Le dernier repas de la présidence Hollande ... a la Boule Rouge

Le dernier repas de la présidence Hollande ... a la Boule Rouge

 

Le 14 mai 2017, juste après la passation des pouvoirs, François Hollande a réuni ses fidèles pour l’ultime déjeuner du quinquennat : un couscous, comme Mitterrand en 1995. Récit des agapes.

LE MONDE | Par Solenn de Royer

Quand ils poussent la porte du restaurant, ce dimanche 14 mai 2017, ils sont aussitôt happés par le bruit, les interjections, les rires et le cliquetis des couverts. « Bernard, tu n’avais pas dit que le lieu serait privatisé ? », s’étonnent Michel Sapin et Jean-Marc Ayrault. Dans le SMS d’invitation, parti quelques jours plus tôt de Matignon, Bernard Cazeneuve avait en effet précisé que le restaurant leur serait réservé, pour plus d’intimité et éviter les fuites dans la presse. Mais trop heureux de donner à son établissement cette publicité inattendue, le patron de La Boule rouge, restaurant juif tunisien du 9e arrondissement, d’habitude fermé le dimanche, a appelé ses meilleurs clients pour les prévenir de l’arrivée d’une petite troupe prestigieuse.

C’est là, dans cette institution parisienne qui a servi de décor au Grand Pardon – dans lequel a joué Roger Hanin, beau-frère de François Mitterrand – que le premier ministre a proposé à François Hollande de l’emmener déjeuner avec ses fidèles à l’issue de la passation des pouvoirs. Il fallait trouver un lieu. « Je n’allais pas déjeuner à Matignon ! », s’amuse François Hollande qui note une étrangeté lors de cette journée, un « paradoxe ». « Le président part et n’a plus rien, mais les ministres restent dans leurs lieux de pouvoir [jusqu’à l’annonce du nouveau gouvernement]. »
◆ ◆ ◆ ◆ ◆
▶ _Travail demandé_
• A. Transcrivez le passage de l'article sur le dernier repas de la présidence Hollande, de « Quand ils poussent » jusqu'à « petite troupe prestigieuse. » inclus.
• B. Rédigez la suite de l'article sur le dernier repas de la présidence Hollande, en reprenant après sa dernière phrase.
Le listing provient d'une source distincte de l'article.

▶ _Données brutes_
◆ ◆ ◆ ◆ ◆
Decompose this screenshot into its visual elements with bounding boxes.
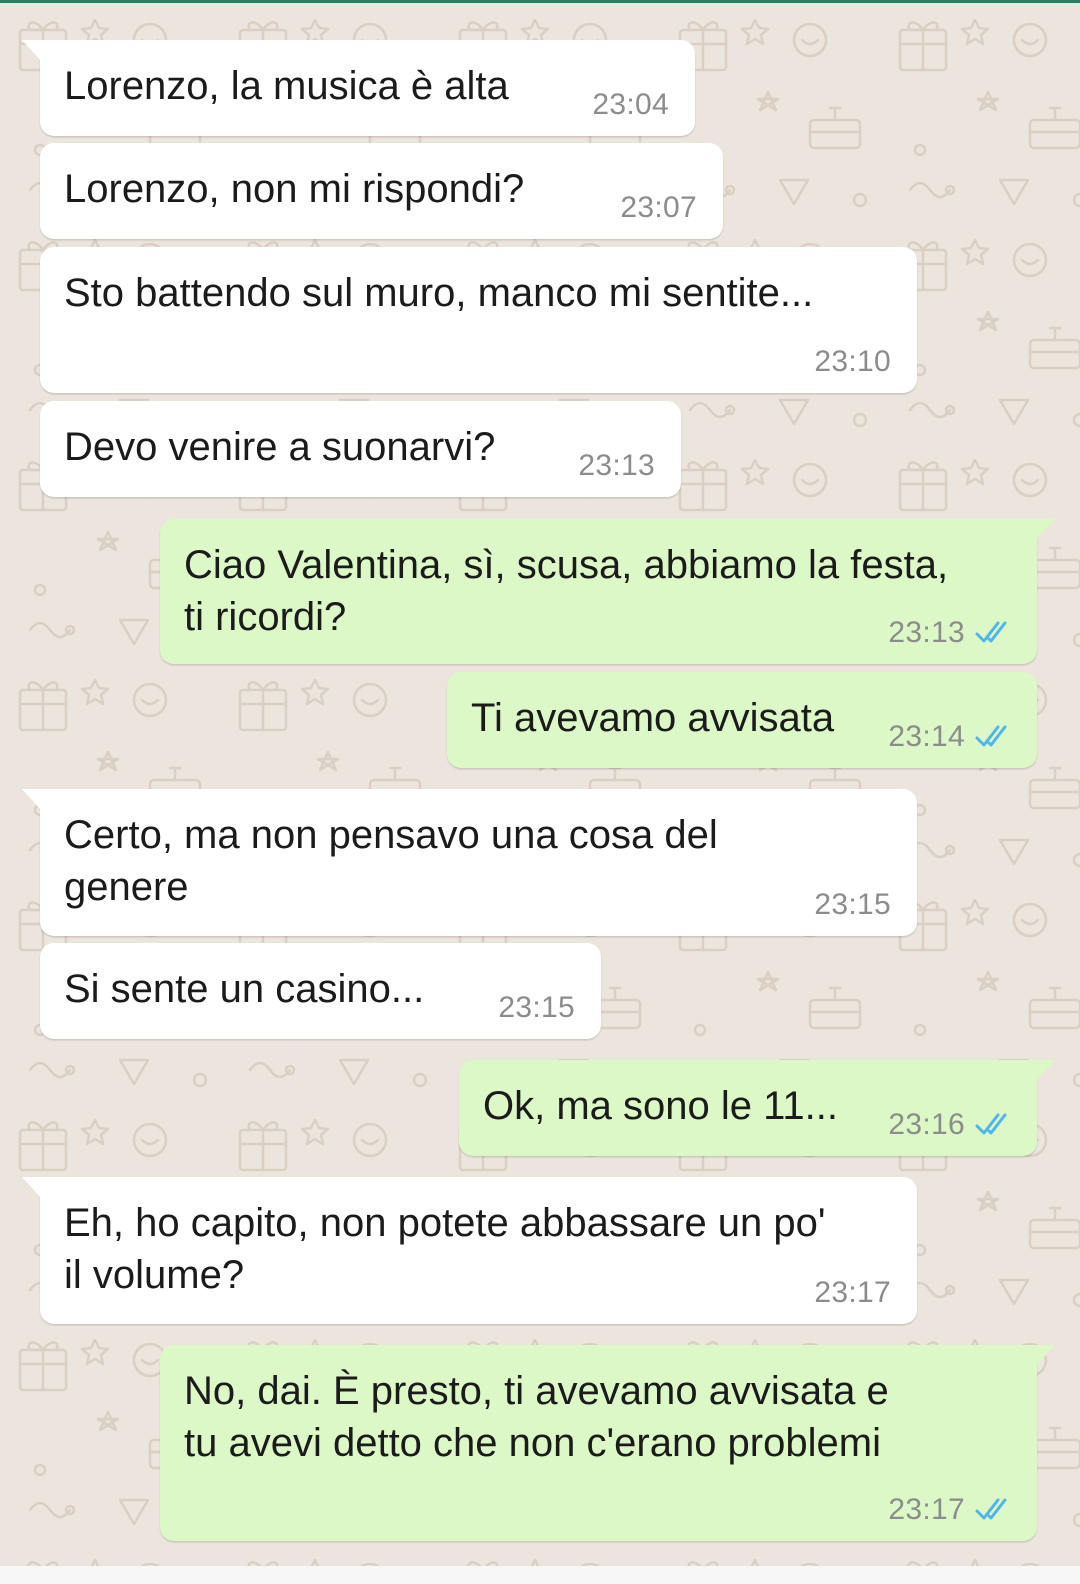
◆ ◆ ◆ ◆ ◆
▶ _Résultats par tâche_
• A.
Quand ils poussent la porte du restaurant, ce dimanche 14 mai 2017, ils sont aussitôt happés par le bruit, les interjections, les rires et le cliquetis des couverts. « Bernard, tu n’avais pas dit que le lieu serait privatisé ? », s’étonnent Michel Sapin et Jean-Marc Ayrault. Dans le SMS d’invitation, parti quelques jours plus tôt de Matignon, Bernard Cazeneuve avait en effet précisé que le restaurant leur serait réservé, pour plus d’intimité et éviter les fuites dans la presse. Mais trop heureux de donner à son établissement cette publicité inattendue, le patron de La Boule rouge, restaurant juif tunisien du 9e arrondissement, d’habitude fermé le dimanche, a appelé ses meilleurs clients pour les prévenir de l’arrivée d’une petite troupe prestigieuse.

• B.
Bernard Cazeneuve, dont les parents sont nés en Algérie, connaît bien le patron, Raymond Haddad, ami des people et des politiques. Il vient déjeuner là souvent avec le documentariste Serge Moati pour y humer les senteurs de la Méditerranée. Il y croise parfois le chanteur Enrico Macias ou l’ancien maire de Paris, Bertrand Delanoë, natif de Bizerte, qui y a sa table réservée tous les jeudis. Jadis, Philippe Seguin, ami intime du patron, envoyait son chauffeur chercher le « complet poisson » ou le couscous agneau de la maison.

Enrico Macias au milieu des fantômes

Raymond place ses hôtes au fond de la salle principale, autour d’une longue table nappée de blanc. Les convives rient jaune en découvrant les photos accrochées au mur : Rachida Dati, qui a dansé à La Boule rouge un soir de fête, François Fillon, Roger Karoutchi ou encore Nicolas Sarkozy, cet adversaire honni et redouté que François Hollande fut longtemps persuadé d’affronter en match retour, mais qui appartient désormais à « l’ancien monde ». Comme lui. Dans tous ces cadres, il ne reste que des fantômes.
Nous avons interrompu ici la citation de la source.